------ GIVEN ENTRIES

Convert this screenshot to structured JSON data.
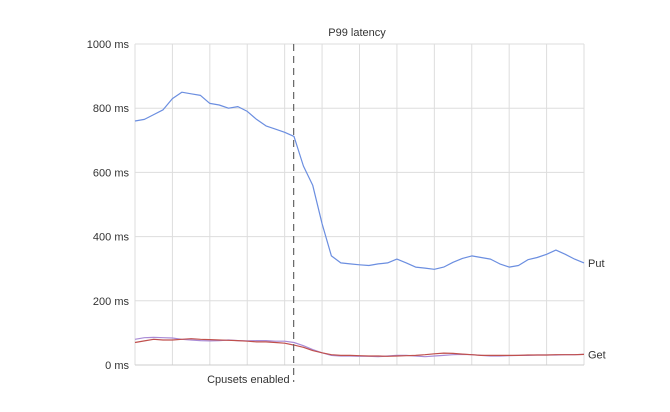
{
  "chart_data": {
    "type": "line",
    "title": "P99 latency",
    "xlabel": "",
    "ylabel": "",
    "ylim": [
      0,
      1000
    ],
    "yticks": [
      "0 ms",
      "200 ms",
      "400 ms",
      "600 ms",
      "800 ms",
      "1000 ms"
    ],
    "ytick_values": [
      0,
      200,
      400,
      600,
      800,
      1000
    ],
    "xlim": [
      0,
      12
    ],
    "grid": true,
    "annotation": {
      "label": "Cpusets enabled",
      "x": 4.24,
      "style": "dashed vertical line"
    },
    "x": [
      0,
      0.25,
      0.5,
      0.75,
      1,
      1.25,
      1.5,
      1.75,
      2,
      2.25,
      2.5,
      2.75,
      3,
      3.25,
      3.5,
      3.75,
      4,
      4.25,
      4.5,
      4.75,
      5,
      5.25,
      5.5,
      5.75,
      6,
      6.25,
      6.5,
      6.75,
      7,
      7.25,
      7.5,
      7.75,
      8,
      8.25,
      8.5,
      8.75,
      9,
      9.25,
      9.5,
      9.75,
      10,
      10.25,
      10.5,
      10.75,
      11,
      11.25,
      11.5,
      11.75,
      12
    ],
    "series": [
      {
        "name": "Put",
        "color": "#6b8ee0",
        "label_visible": true,
        "values": [
          760,
          765,
          780,
          795,
          830,
          850,
          845,
          840,
          815,
          810,
          800,
          805,
          790,
          765,
          745,
          735,
          725,
          712,
          620,
          560,
          440,
          340,
          318,
          315,
          312,
          310,
          315,
          318,
          330,
          318,
          305,
          302,
          298,
          305,
          320,
          332,
          340,
          335,
          330,
          315,
          305,
          310,
          328,
          335,
          345,
          358,
          345,
          330,
          318
        ]
      },
      {
        "name": "Get",
        "color": "#c0504d",
        "label_visible": true,
        "values": [
          70,
          75,
          80,
          78,
          78,
          80,
          82,
          80,
          79,
          78,
          77,
          76,
          74,
          72,
          72,
          70,
          68,
          62,
          55,
          45,
          38,
          32,
          30,
          30,
          29,
          28,
          28,
          27,
          28,
          29,
          30,
          32,
          35,
          37,
          36,
          34,
          32,
          30,
          30,
          30,
          30,
          30,
          31,
          31,
          31,
          32,
          32,
          32,
          33
        ]
      },
      {
        "color": "#a98bd6",
        "label_visible": false,
        "values": [
          80,
          85,
          86,
          85,
          84,
          80,
          78,
          76,
          75,
          76,
          78,
          76,
          75,
          76,
          76,
          74,
          74,
          70,
          60,
          48,
          38,
          30,
          28,
          28,
          27,
          27,
          26,
          28,
          30,
          30,
          28,
          26,
          28,
          30,
          32,
          33,
          32,
          30,
          28,
          28,
          29,
          30,
          30,
          31,
          31,
          31,
          32,
          32,
          33
        ]
      }
    ]
  }
}
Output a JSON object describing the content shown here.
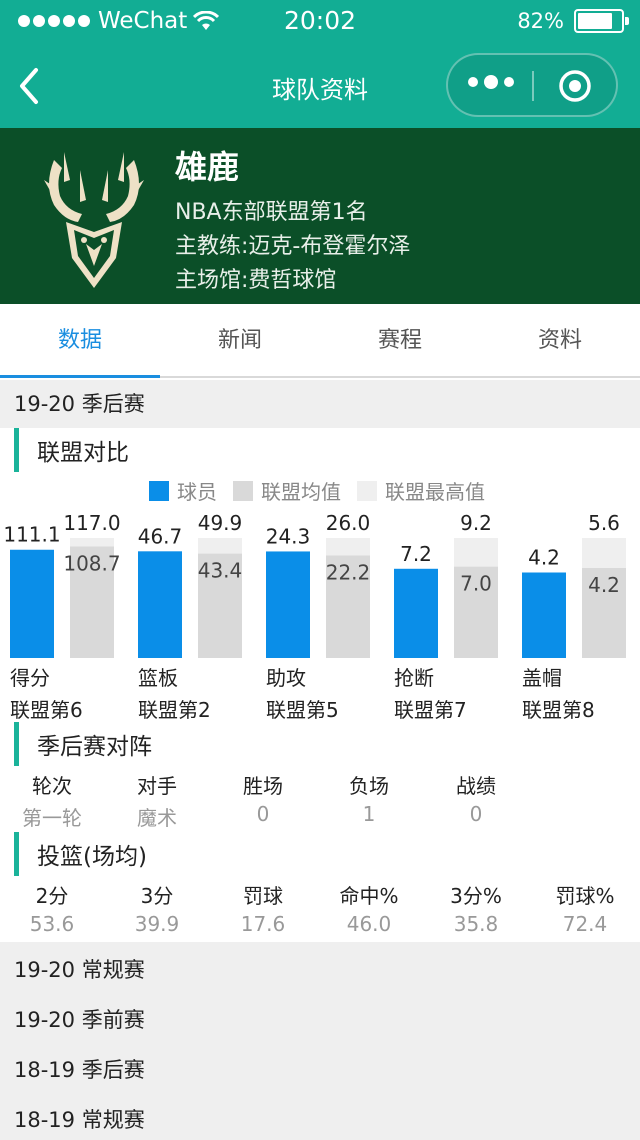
{
  "status_bar": {
    "carrier": "WeChat",
    "time": "20:02",
    "battery": "82%",
    "battery_level": 0.82
  },
  "nav": {
    "title": "球队资料"
  },
  "team": {
    "name": "雄鹿",
    "rank": "NBA东部联盟第1名",
    "coach": "主教练:迈克-布登霍尔泽",
    "arena": "主场馆:费哲球馆"
  },
  "tabs": [
    {
      "label": "数据",
      "active": true
    },
    {
      "label": "新闻",
      "active": false
    },
    {
      "label": "赛程",
      "active": false
    },
    {
      "label": "资料",
      "active": false
    }
  ],
  "season_header": "19-20 季后赛",
  "league_compare": {
    "title": "联盟对比",
    "legend": [
      "球员",
      "联盟均值",
      "联盟最高值"
    ],
    "colors": {
      "player": "#0a8ee8",
      "avg": "#d9d9d9",
      "max": "#efefef"
    }
  },
  "chart_data": {
    "type": "bar",
    "categories": [
      "得分",
      "篮板",
      "助攻",
      "抢断",
      "盖帽"
    ],
    "series": [
      {
        "name": "球员",
        "values": [
          111.1,
          46.7,
          24.3,
          7.2,
          4.2
        ]
      },
      {
        "name": "联盟均值",
        "values": [
          108.7,
          43.4,
          22.2,
          7.0,
          4.2
        ]
      },
      {
        "name": "联盟最高值",
        "values": [
          117.0,
          49.9,
          26.0,
          9.2,
          5.6
        ]
      }
    ],
    "ranks": [
      "联盟第6",
      "联盟第2",
      "联盟第5",
      "联盟第7",
      "联盟第8"
    ]
  },
  "playoff_matchup": {
    "title": "季后赛对阵",
    "headers": [
      "轮次",
      "对手",
      "胜场",
      "负场",
      "战绩"
    ],
    "row": [
      "第一轮",
      "魔术",
      "0",
      "1",
      "0"
    ]
  },
  "shooting": {
    "title": "投篮(场均)",
    "headers": [
      "2分",
      "3分",
      "罚球",
      "命中%",
      "3分%",
      "罚球%"
    ],
    "values": [
      "53.6",
      "39.9",
      "17.6",
      "46.0",
      "35.8",
      "72.4"
    ]
  },
  "season_links": [
    "19-20 常规赛",
    "19-20 季前赛",
    "18-19 季后赛",
    "18-19 常规赛"
  ]
}
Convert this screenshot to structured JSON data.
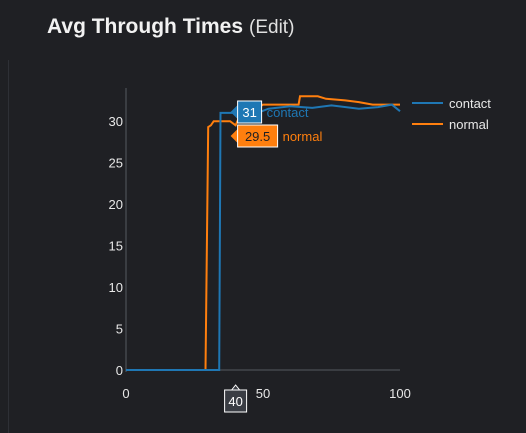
{
  "header": {
    "title": "Avg Through Times",
    "edit_label": "(Edit)"
  },
  "colors": {
    "background": "#1f2024",
    "contact": "#1f77b4",
    "normal": "#ff7f0e",
    "axis_text": "#e8e8e8"
  },
  "chart_data": {
    "type": "line",
    "title": "",
    "xlabel": "",
    "ylabel": "",
    "xlim": [
      0,
      100
    ],
    "ylim": [
      0,
      34
    ],
    "x_ticks": [
      0,
      50,
      100
    ],
    "y_ticks": [
      0,
      5,
      10,
      15,
      20,
      25,
      30
    ],
    "grid": false,
    "legend_position": "right",
    "series": [
      {
        "name": "contact",
        "color": "#1f77b4",
        "points": [
          [
            0,
            0
          ],
          [
            33,
            0
          ],
          [
            34,
            0
          ],
          [
            34.5,
            31
          ],
          [
            40,
            31
          ],
          [
            45,
            31
          ],
          [
            48,
            31
          ],
          [
            52,
            31.5
          ],
          [
            60,
            31.8
          ],
          [
            68,
            31.6
          ],
          [
            75,
            31.9
          ],
          [
            85,
            31.5
          ],
          [
            92,
            31.7
          ],
          [
            97,
            32
          ],
          [
            100,
            31.2
          ]
        ]
      },
      {
        "name": "normal",
        "color": "#ff7f0e",
        "points": [
          [
            0,
            0
          ],
          [
            29,
            0
          ],
          [
            30,
            29.3
          ],
          [
            31,
            29.5
          ],
          [
            32,
            30
          ],
          [
            38,
            30
          ],
          [
            40,
            29.5
          ],
          [
            42,
            31
          ],
          [
            45,
            31
          ],
          [
            50,
            32
          ],
          [
            63,
            32
          ],
          [
            63.5,
            33
          ],
          [
            70,
            33
          ],
          [
            73,
            32.7
          ],
          [
            80,
            32.5
          ],
          [
            85,
            32.3
          ],
          [
            90,
            32
          ],
          [
            100,
            32
          ]
        ]
      }
    ],
    "hover": {
      "x_value": "40",
      "labels": [
        {
          "value": "31",
          "series": "contact"
        },
        {
          "value": "29.5",
          "series": "normal"
        }
      ]
    }
  }
}
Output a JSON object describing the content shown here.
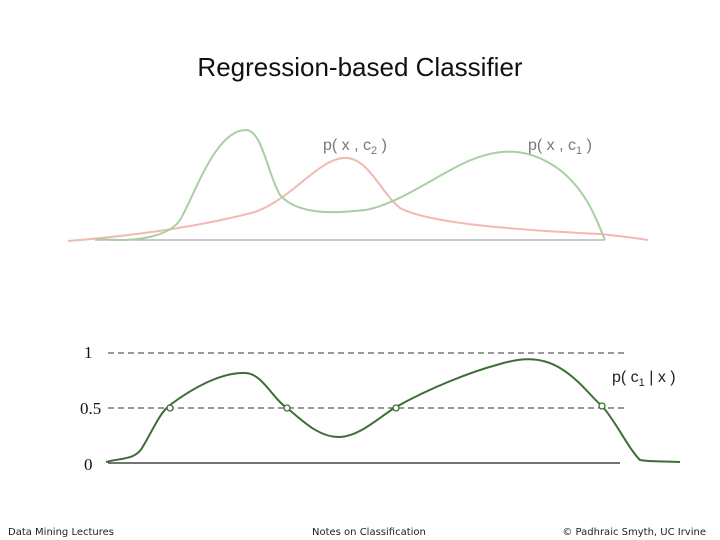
{
  "slide": {
    "title": "Regression-based Classifier"
  },
  "top_panel": {
    "label_c2": {
      "prefix": "p( x , c",
      "subscript": "2",
      "suffix": " )"
    },
    "label_c1": {
      "prefix": "p( x , c",
      "subscript": "1",
      "suffix": " )"
    }
  },
  "bottom_panel": {
    "tick_1": "1",
    "tick_05": "0.5",
    "tick_0": "0",
    "posterior_label": {
      "prefix": "p( c",
      "subscript": "1",
      "suffix": " | x )"
    }
  },
  "footer": {
    "left": "Data Mining Lectures",
    "center": "Notes on Classification",
    "right": "© Padhraic Smyth, UC Irvine"
  },
  "colors": {
    "green_density": "#a8cfa3",
    "red_density": "#f2b8b2",
    "posterior": "#3d6e35",
    "baseline": "#aaaaaa"
  }
}
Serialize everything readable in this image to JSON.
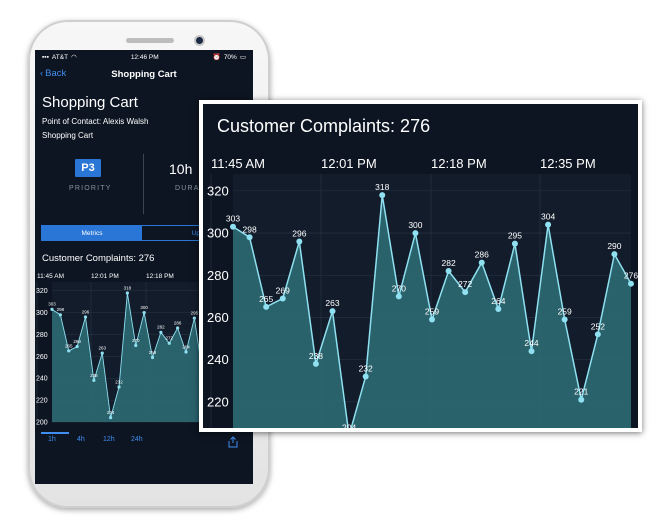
{
  "status": {
    "carrier": "AT&T",
    "time": "12:46 PM",
    "battery": "70%"
  },
  "nav": {
    "back": "Back",
    "title": "Shopping Cart"
  },
  "page": {
    "title": "Shopping Cart",
    "contact": "Point of Contact: Alexis Walsh",
    "subtitle": "Shopping Cart"
  },
  "cards": {
    "priority_value": "P3",
    "priority_label": "PRIORITY",
    "duration_value": "10h",
    "duration_label": "DURA"
  },
  "segments": {
    "left": "Metrics",
    "right": "Upda"
  },
  "tabs": [
    "1h",
    "4h",
    "12h",
    "24h"
  ],
  "icons": {
    "back": "chevron-left-icon",
    "share": "share-icon",
    "wifi": "wifi-icon",
    "battery": "battery-icon"
  },
  "colors": {
    "bg": "#0d1522",
    "accent": "#2a76d6",
    "line": "#8fe0f0",
    "fill": "#2f6f78"
  },
  "chart_data": {
    "type": "area",
    "title": "Customer Complaints: 276",
    "x_ticks": [
      "11:45 AM",
      "12:01 PM",
      "12:18 PM",
      "12:35 PM"
    ],
    "y_ticks": [
      200,
      220,
      240,
      260,
      280,
      300,
      320
    ],
    "ylim": [
      200,
      328
    ],
    "values": [
      303,
      298,
      265,
      269,
      296,
      238,
      263,
      204,
      232,
      318,
      270,
      300,
      259,
      282,
      272,
      286,
      264,
      295,
      244,
      304,
      259,
      221,
      252,
      290,
      276
    ],
    "grid": true
  }
}
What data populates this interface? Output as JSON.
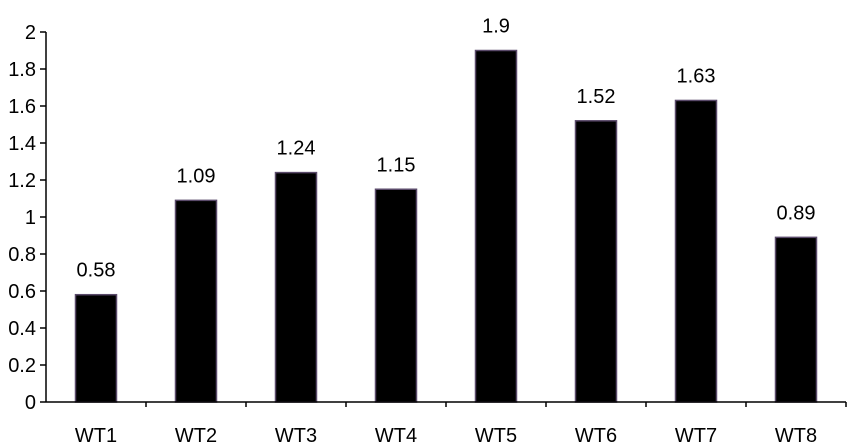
{
  "chart_data": {
    "type": "bar",
    "categories": [
      "WT1",
      "WT2",
      "WT3",
      "WT4",
      "WT5",
      "WT6",
      "WT7",
      "WT8"
    ],
    "values": [
      0.58,
      1.09,
      1.24,
      1.15,
      1.9,
      1.52,
      1.63,
      0.89
    ],
    "data_labels": [
      "0.58",
      "1.09",
      "1.24",
      "1.15",
      "1.9",
      "1.52",
      "1.63",
      "0.89"
    ],
    "ylim": [
      0,
      2
    ],
    "yticks": [
      "0",
      "0.2",
      "0.4",
      "0.6",
      "0.8",
      "1",
      "1.2",
      "1.4",
      "1.6",
      "1.8",
      "2"
    ],
    "title": "",
    "xlabel": "",
    "ylabel": "",
    "grid": false,
    "legend": "none",
    "bar_color": "#000000",
    "bar_edge_color": "#5a4a6a",
    "axis_color": "#000000"
  }
}
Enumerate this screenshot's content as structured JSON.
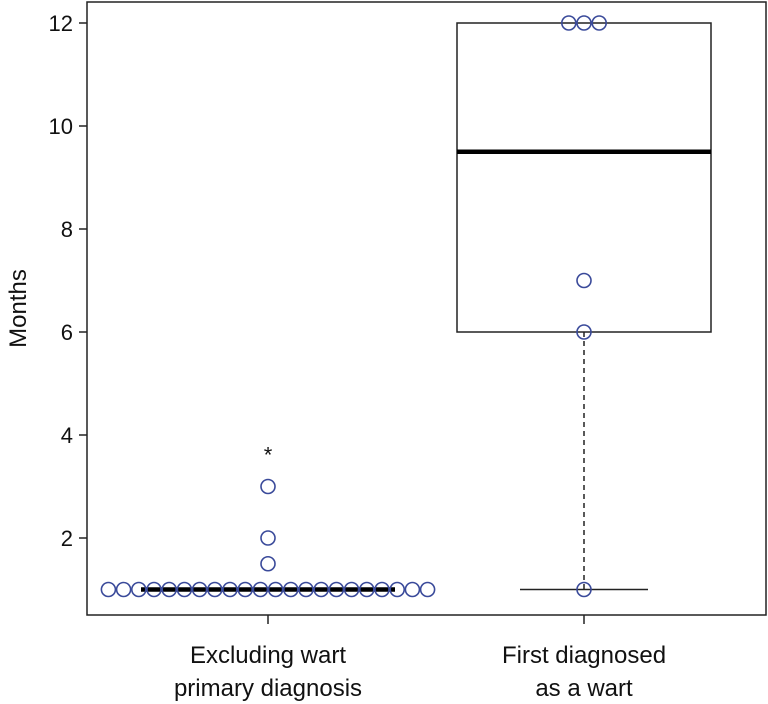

------------

- [AIM OF THE TASK] From the listing above, find the number of lines with the word "normal" in them. Answer with the number only.

- [EXERCISE ANSWER] 3